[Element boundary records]
________________

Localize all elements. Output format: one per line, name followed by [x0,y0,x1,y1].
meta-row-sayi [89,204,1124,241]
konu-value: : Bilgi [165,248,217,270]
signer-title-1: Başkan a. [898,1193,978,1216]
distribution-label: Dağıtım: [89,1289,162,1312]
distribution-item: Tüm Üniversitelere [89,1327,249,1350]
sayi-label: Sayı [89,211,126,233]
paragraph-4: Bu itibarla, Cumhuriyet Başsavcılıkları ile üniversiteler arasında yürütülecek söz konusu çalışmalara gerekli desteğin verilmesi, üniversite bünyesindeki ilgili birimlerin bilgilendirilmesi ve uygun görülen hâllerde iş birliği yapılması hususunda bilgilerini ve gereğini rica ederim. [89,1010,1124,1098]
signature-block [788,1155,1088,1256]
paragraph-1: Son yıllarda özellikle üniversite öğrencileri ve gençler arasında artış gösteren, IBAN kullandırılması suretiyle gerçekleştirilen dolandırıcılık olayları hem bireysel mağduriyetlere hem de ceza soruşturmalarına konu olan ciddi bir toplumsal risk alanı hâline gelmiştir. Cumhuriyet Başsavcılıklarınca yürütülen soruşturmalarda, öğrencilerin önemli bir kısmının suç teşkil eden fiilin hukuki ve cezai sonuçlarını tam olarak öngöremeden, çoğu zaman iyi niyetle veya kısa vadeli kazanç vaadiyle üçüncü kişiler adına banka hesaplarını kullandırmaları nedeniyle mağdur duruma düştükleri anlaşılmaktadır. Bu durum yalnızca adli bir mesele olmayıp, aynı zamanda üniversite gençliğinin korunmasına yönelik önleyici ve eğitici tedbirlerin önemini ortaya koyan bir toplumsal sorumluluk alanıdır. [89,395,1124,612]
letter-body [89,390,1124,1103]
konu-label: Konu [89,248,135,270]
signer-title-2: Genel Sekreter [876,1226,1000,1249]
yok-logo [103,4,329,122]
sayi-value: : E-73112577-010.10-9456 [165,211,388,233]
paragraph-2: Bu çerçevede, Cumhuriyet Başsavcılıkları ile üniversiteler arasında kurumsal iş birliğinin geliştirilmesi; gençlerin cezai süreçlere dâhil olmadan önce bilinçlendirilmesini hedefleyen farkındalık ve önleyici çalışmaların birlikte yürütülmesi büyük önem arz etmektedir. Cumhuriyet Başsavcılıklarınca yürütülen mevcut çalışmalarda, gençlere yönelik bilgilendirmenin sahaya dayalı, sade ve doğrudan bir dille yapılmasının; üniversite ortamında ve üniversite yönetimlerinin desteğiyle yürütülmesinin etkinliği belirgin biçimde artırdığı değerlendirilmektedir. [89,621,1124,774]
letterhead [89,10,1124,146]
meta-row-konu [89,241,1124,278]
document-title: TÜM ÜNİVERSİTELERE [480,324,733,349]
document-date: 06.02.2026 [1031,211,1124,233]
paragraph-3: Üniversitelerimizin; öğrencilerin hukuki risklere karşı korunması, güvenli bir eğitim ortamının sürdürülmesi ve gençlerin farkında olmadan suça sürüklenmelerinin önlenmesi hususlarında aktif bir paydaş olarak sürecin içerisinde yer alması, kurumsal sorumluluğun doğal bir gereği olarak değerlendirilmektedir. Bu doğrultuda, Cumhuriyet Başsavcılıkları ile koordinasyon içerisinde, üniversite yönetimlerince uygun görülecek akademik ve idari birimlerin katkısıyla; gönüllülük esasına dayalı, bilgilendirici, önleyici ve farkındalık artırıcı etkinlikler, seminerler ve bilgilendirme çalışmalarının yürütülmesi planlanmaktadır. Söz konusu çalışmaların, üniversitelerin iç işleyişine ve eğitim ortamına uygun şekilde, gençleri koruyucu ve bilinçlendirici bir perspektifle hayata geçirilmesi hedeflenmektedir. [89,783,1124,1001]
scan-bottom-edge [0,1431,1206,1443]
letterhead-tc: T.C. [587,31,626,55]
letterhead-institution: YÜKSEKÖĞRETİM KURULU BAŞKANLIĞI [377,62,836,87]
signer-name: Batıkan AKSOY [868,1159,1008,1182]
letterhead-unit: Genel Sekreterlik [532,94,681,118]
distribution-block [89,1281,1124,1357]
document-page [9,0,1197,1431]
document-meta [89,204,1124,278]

________________

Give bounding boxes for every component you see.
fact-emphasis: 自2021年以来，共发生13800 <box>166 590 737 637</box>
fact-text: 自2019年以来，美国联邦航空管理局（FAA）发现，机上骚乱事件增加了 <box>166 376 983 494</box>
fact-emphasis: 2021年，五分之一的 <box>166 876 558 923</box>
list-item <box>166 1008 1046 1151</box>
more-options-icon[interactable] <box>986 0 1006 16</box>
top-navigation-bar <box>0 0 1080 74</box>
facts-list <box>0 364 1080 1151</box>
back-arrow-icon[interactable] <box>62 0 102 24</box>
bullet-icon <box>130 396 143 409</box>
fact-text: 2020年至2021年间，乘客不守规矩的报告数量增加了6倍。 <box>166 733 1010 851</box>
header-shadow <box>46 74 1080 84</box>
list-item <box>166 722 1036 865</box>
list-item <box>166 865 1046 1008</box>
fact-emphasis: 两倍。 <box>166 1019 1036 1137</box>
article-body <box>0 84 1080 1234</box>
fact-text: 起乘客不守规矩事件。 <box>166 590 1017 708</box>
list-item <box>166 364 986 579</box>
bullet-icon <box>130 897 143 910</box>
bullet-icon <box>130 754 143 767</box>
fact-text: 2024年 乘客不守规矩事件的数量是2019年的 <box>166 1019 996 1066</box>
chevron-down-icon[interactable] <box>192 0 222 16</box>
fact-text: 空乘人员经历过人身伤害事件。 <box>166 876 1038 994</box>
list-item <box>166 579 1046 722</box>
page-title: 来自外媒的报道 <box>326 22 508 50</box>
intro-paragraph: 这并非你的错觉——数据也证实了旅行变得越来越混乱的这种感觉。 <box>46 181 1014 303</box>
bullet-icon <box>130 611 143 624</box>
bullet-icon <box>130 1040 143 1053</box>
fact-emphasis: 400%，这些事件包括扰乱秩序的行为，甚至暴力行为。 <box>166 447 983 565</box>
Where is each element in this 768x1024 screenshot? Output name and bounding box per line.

________________

§ DIRECTIONS
Can you copy the lines of the records exactly, starting at the line that contains "Give bounding boxes" and stopping after the line that contains "fact-emphasis: 2021年，五分之一的 <box>166"?

§ THE RESPONSE
Give bounding boxes for every component you see.
fact-emphasis: 自2021年以来，共发生13800 <box>166 590 737 637</box>
fact-text: 自2019年以来，美国联邦航空管理局（FAA）发现，机上骚乱事件增加了 <box>166 376 983 494</box>
fact-emphasis: 2021年，五分之一的 <box>166 876 558 923</box>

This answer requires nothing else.